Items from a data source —

+--

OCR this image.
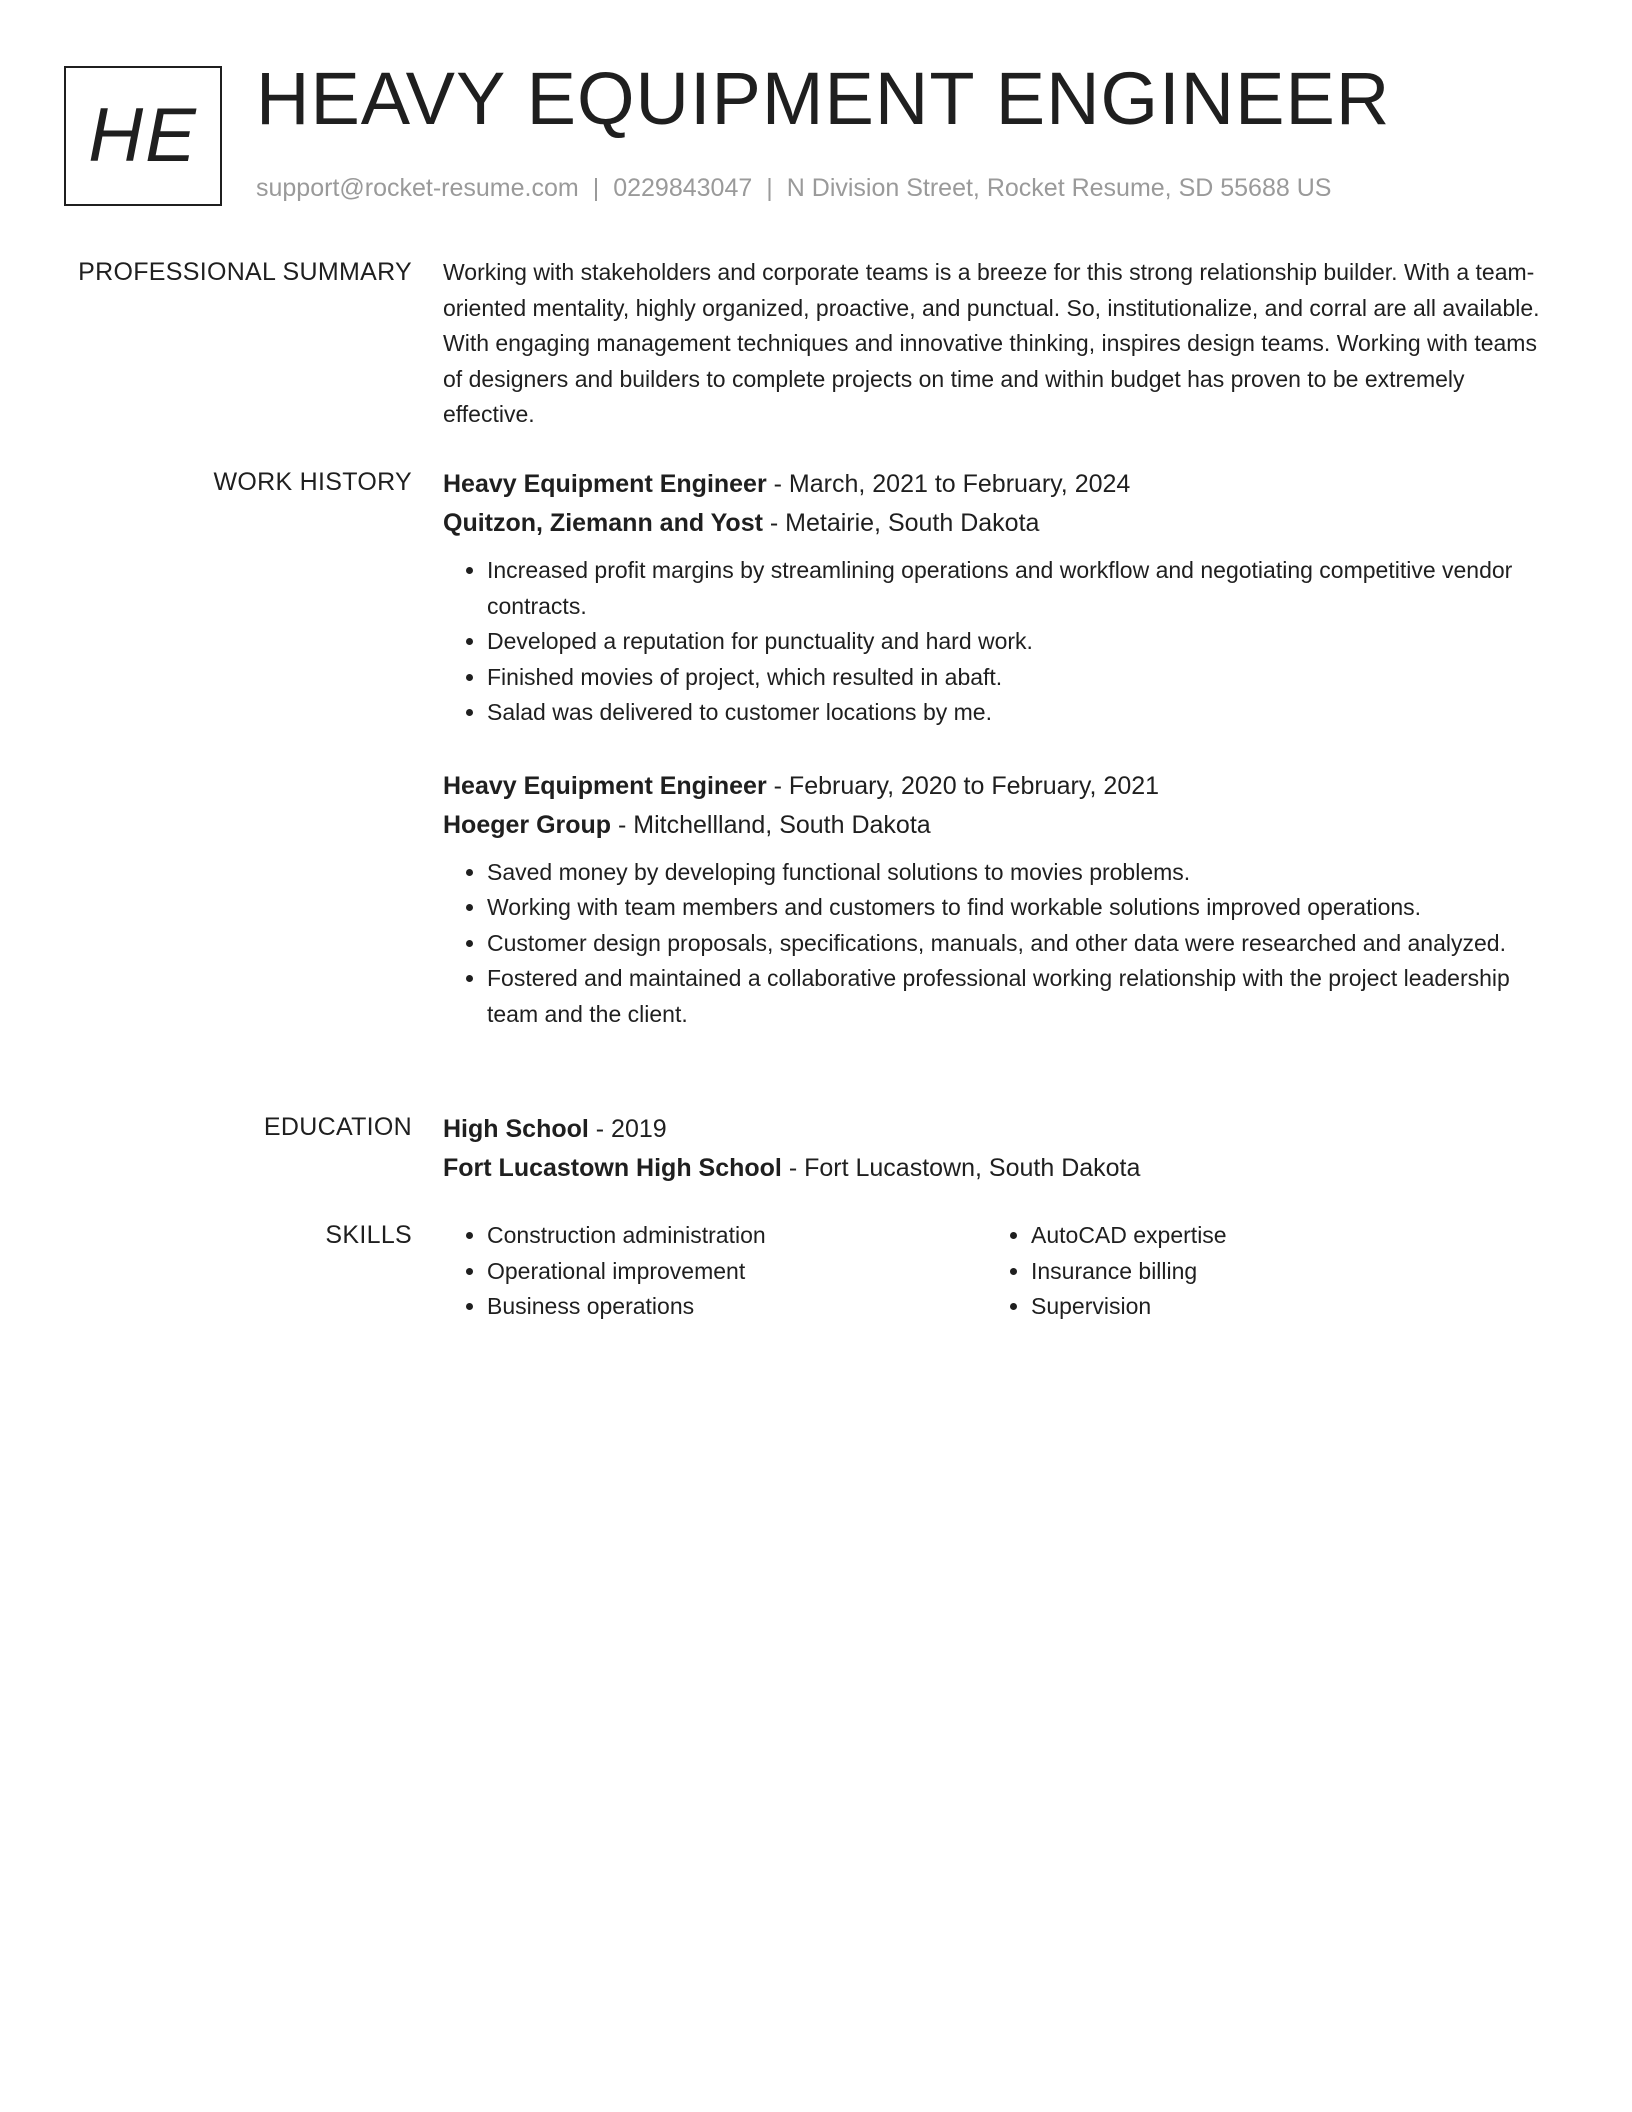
HE HEAVY EQUIPMENT ENGINEER
support@rocket-resume.com | 0229843047 | N Division Street, Rocket Resume, SD 55688 US
PROFESSIONAL SUMMARY Working with stakeholders and corporate teams is a breeze for this strong relationship builder. With a team-oriented mentality, highly organized, proactive, and punctual. So, institutionalize, and corral are all available. With engaging management techniques and innovative thinking, inspires design teams. Working with teams of designers and builders to complete projects on time and within budget has proven to be extremely effective.

WORK HISTORY Heavy Equipment Engineer - March, 2021 to February, 2024
Quitzon, Ziemann and Yost - Metairie, South Dakota
• Increased profit margins by streamlining operations and workflow and negotiating competitive vendor contracts.
• Developed a reputation for punctuality and hard work.
• Finished movies of project, which resulted in abaft.
• Salad was delivered to customer locations by me.
Heavy Equipment Engineer - February, 2020 to February, 2021
Hoeger Group - Mitchellland, South Dakota
• Saved money by developing functional solutions to movies problems.
• Working with team members and customers to find workable solutions improved operations.
• Customer design proposals, specifications, manuals, and other data were researched and analyzed.
• Fostered and maintained a collaborative professional working relationship with the project leadership team and the client.
EDUCATION High School - 2019
Fort Lucastown High School - Fort Lucastown, South Dakota
SKILLS
•	Construction administration
• Operational improvement
• Business operations
• AutoCAD expertise
• Insurance billing
• Supervision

+--

Take the listing and print it again exactly, but without any pictures.

ANSWER FOR THE TASK —
OCR this image.
HE HEAVY EQUIPMENT ENGINEER
support@rocket-resume.com | 0229843047 | N Division Street, Rocket Resume, SD 55688 US
PROFESSIONAL SUMMARY Working with stakeholders and corporate teams is a breeze for this strong relationship builder. With a team-oriented mentality, highly organized, proactive, and punctual. So, institutionalize, and corral are all available. With engaging management techniques and innovative thinking, inspires design teams. Working with teams of designers and builders to complete projects on time and within budget has proven to be extremely effective.

WORK HISTORY Heavy Equipment Engineer - March, 2021 to February, 2024
Quitzon, Ziemann and Yost - Metairie, South Dakota
• Increased profit margins by streamlining operations and workflow and negotiating competitive vendor contracts.
• Developed a reputation for punctuality and hard work.
• Finished movies of project, which resulted in abaft.
• Salad was delivered to customer locations by me.
Heavy Equipment Engineer - February, 2020 to February, 2021
Hoeger Group - Mitchellland, South Dakota
• Saved money by developing functional solutions to movies problems.
• Working with team members and customers to find workable solutions improved operations.
• Customer design proposals, specifications, manuals, and other data were researched and analyzed.
• Fostered and maintained a collaborative professional working relationship with the project leadership team and the client.
EDUCATION High School - 2019
Fort Lucastown High School - Fort Lucastown, South Dakota
SKILLS
•	Construction administration
• Operational improvement
• Business operations
• AutoCAD expertise
• Insurance billing
• Supervision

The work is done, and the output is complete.